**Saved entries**
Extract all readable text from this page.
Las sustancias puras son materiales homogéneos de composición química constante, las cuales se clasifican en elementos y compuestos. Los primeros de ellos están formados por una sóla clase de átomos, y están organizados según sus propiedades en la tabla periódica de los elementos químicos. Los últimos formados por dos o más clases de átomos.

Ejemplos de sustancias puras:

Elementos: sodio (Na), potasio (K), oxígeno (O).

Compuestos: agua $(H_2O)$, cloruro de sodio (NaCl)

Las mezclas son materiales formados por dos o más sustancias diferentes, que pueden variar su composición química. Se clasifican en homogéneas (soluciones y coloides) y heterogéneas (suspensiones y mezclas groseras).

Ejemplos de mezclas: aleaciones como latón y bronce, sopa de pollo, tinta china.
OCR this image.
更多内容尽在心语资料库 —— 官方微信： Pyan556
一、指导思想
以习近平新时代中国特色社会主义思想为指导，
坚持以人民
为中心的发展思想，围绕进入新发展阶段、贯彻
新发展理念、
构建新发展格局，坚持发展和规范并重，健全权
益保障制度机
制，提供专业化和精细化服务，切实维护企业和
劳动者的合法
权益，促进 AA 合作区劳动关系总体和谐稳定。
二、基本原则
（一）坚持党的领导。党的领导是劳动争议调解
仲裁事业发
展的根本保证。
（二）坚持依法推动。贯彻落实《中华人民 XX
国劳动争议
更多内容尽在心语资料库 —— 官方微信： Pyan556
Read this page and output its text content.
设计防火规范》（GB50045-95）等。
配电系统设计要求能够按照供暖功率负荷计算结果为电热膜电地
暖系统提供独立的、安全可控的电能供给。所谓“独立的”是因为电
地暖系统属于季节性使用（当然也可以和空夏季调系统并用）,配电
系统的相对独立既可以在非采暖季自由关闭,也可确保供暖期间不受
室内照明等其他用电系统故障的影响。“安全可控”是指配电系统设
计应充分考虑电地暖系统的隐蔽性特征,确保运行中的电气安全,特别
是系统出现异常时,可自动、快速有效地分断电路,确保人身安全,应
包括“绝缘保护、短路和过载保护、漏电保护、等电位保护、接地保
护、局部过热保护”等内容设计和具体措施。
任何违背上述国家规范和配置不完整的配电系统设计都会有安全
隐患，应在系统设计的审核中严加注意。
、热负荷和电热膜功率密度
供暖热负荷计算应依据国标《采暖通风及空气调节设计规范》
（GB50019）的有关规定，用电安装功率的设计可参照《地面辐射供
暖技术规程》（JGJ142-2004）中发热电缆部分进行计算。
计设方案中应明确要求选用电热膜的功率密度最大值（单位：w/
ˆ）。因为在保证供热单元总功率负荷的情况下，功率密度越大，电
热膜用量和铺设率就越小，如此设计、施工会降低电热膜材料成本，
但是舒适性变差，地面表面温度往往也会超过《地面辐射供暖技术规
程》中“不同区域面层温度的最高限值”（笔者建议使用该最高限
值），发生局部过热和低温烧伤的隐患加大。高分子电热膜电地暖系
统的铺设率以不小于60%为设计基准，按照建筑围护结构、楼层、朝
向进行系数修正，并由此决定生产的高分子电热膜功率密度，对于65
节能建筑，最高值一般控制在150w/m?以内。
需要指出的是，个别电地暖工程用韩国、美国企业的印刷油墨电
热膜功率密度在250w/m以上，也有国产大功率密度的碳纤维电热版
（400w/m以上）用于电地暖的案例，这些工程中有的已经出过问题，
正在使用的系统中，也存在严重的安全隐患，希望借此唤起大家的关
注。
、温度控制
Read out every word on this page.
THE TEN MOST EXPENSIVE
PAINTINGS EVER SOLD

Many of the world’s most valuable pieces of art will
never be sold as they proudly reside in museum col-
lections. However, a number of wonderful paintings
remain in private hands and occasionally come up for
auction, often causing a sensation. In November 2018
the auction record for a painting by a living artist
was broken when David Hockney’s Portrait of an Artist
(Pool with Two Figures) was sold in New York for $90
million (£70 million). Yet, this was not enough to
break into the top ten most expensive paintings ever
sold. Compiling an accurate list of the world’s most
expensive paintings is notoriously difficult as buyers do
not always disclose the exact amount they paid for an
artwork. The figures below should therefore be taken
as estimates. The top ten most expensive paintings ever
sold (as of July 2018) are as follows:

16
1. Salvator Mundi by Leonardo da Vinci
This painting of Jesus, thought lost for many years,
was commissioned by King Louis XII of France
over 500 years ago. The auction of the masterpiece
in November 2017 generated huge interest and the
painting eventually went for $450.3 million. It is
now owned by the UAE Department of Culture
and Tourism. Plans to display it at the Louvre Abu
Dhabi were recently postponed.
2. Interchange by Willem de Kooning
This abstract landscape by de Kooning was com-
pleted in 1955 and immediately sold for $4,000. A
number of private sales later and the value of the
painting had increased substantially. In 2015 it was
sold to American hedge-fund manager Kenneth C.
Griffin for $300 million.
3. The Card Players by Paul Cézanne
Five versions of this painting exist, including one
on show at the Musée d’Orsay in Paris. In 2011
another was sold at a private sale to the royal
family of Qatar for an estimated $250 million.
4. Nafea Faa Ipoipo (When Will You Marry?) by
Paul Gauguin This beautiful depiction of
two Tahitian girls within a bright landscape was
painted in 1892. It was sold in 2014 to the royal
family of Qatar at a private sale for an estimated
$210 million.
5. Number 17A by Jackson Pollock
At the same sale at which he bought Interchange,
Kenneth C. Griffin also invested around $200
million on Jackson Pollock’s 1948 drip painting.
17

**Exercise aim**
Look through the entries above for the word "landscape". Copy every line where it shows up.

**Solution for this task**
This abstract landscape by de Kooning was com-
two Tahitian girls within a bright landscape was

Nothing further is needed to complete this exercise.